> **Rows from a figure dataset**
------

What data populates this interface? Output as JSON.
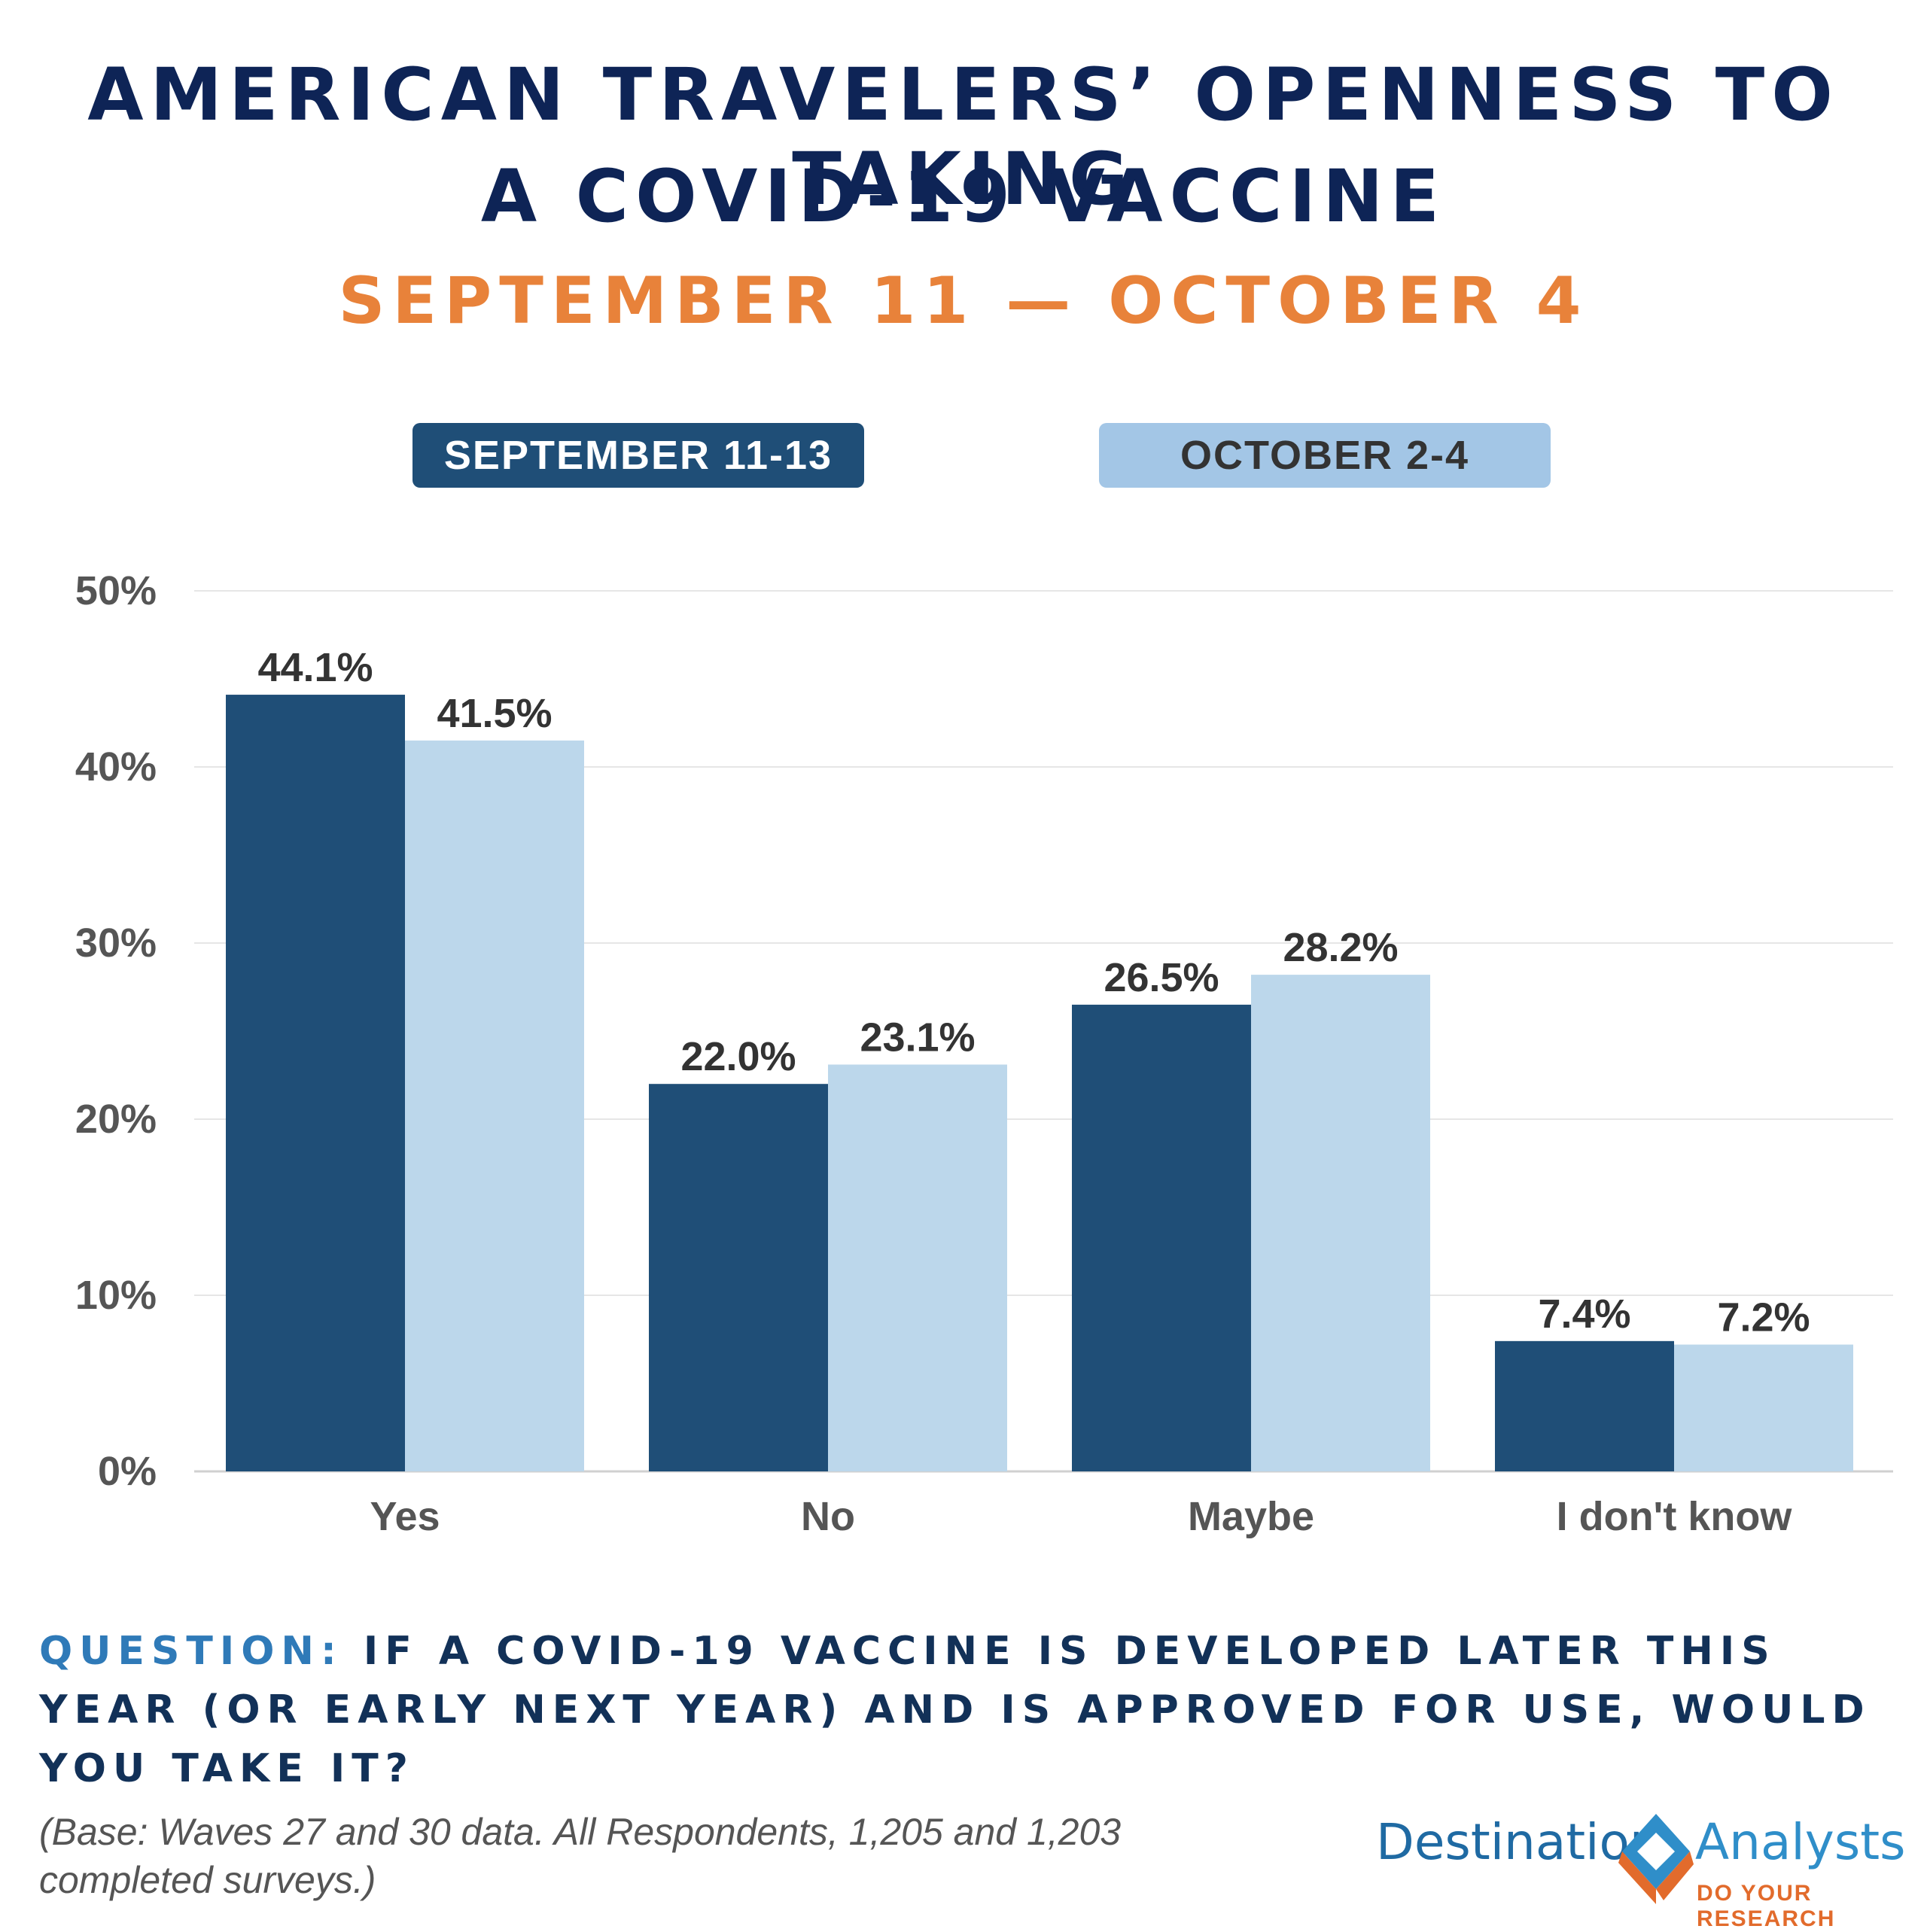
{
  "header": {
    "title_line1": "AMERICAN TRAVELERS’ OPENNESS TO TAKING",
    "title_line2": "A COVID-19 VACCINE",
    "subtitle": "SEPTEMBER 11 — OCTOBER 4"
  },
  "legend": {
    "series1": "SEPTEMBER 11-13",
    "series2": "OCTOBER 2-4"
  },
  "colors": {
    "series1": "#1f4e77",
    "series2": "#bcd7eb",
    "title": "#0e2456",
    "accent": "#e8823a"
  },
  "chart_data": {
    "type": "bar",
    "categories": [
      "Yes",
      "No",
      "Maybe",
      "I don't know"
    ],
    "series": [
      {
        "name": "SEPTEMBER 11-13",
        "values": [
          44.1,
          22.0,
          26.5,
          7.4
        ],
        "labels": [
          "44.1%",
          "22.0%",
          "26.5%",
          "7.4%"
        ]
      },
      {
        "name": "OCTOBER 2-4",
        "values": [
          41.5,
          23.1,
          28.2,
          7.2
        ],
        "labels": [
          "41.5%",
          "23.1%",
          "28.2%",
          "7.2%"
        ]
      }
    ],
    "yticks": [
      "0%",
      "10%",
      "20%",
      "30%",
      "40%",
      "50%"
    ],
    "ylim": [
      0,
      50
    ],
    "grid": true,
    "legend_position": "top"
  },
  "footer": {
    "question_label": "QUESTION:",
    "question_text": " IF A COVID-19 VACCINE IS DEVELOPED LATER THIS YEAR (OR EARLY NEXT YEAR) AND IS APPROVED FOR USE, WOULD YOU TAKE IT?",
    "note": "(Base: Waves 27 and 30 data. All Respondents, 1,205 and 1,203 completed surveys.)"
  },
  "logo": {
    "name_part1": "Destination",
    "name_part2": "Analysts",
    "tagline": "DO YOUR RESEARCH"
  }
}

------

> **Goal of the exercise**
Copy everything in the records above except the pictures, exactly as written.

> **Answer for the task**
What data populates this interface? Output as JSON.
{
  "header": {
    "title_line1": "AMERICAN TRAVELERS’ OPENNESS TO TAKING",
    "title_line2": "A COVID-19 VACCINE",
    "subtitle": "SEPTEMBER 11 — OCTOBER 4"
  },
  "legend": {
    "series1": "SEPTEMBER 11-13",
    "series2": "OCTOBER 2-4"
  },
  "colors": {
    "series1": "#1f4e77",
    "series2": "#bcd7eb",
    "title": "#0e2456",
    "accent": "#e8823a"
  },
  "chart_data": {
    "type": "bar",
    "categories": [
      "Yes",
      "No",
      "Maybe",
      "I don't know"
    ],
    "series": [
      {
        "name": "SEPTEMBER 11-13",
        "values": [
          44.1,
          22.0,
          26.5,
          7.4
        ],
        "labels": [
          "44.1%",
          "22.0%",
          "26.5%",
          "7.4%"
        ]
      },
      {
        "name": "OCTOBER 2-4",
        "values": [
          41.5,
          23.1,
          28.2,
          7.2
        ],
        "labels": [
          "41.5%",
          "23.1%",
          "28.2%",
          "7.2%"
        ]
      }
    ],
    "yticks": [
      "0%",
      "10%",
      "20%",
      "30%",
      "40%",
      "50%"
    ],
    "ylim": [
      0,
      50
    ],
    "grid": true,
    "legend_position": "top"
  },
  "footer": {
    "question_label": "QUESTION:",
    "question_text": " IF A COVID-19 VACCINE IS DEVELOPED LATER THIS YEAR (OR EARLY NEXT YEAR) AND IS APPROVED FOR USE, WOULD YOU TAKE IT?",
    "note": "(Base: Waves 27 and 30 data. All Respondents, 1,205 and 1,203 completed surveys.)"
  },
  "logo": {
    "name_part1": "Destination",
    "name_part2": "Analysts",
    "tagline": "DO YOUR RESEARCH"
  }
}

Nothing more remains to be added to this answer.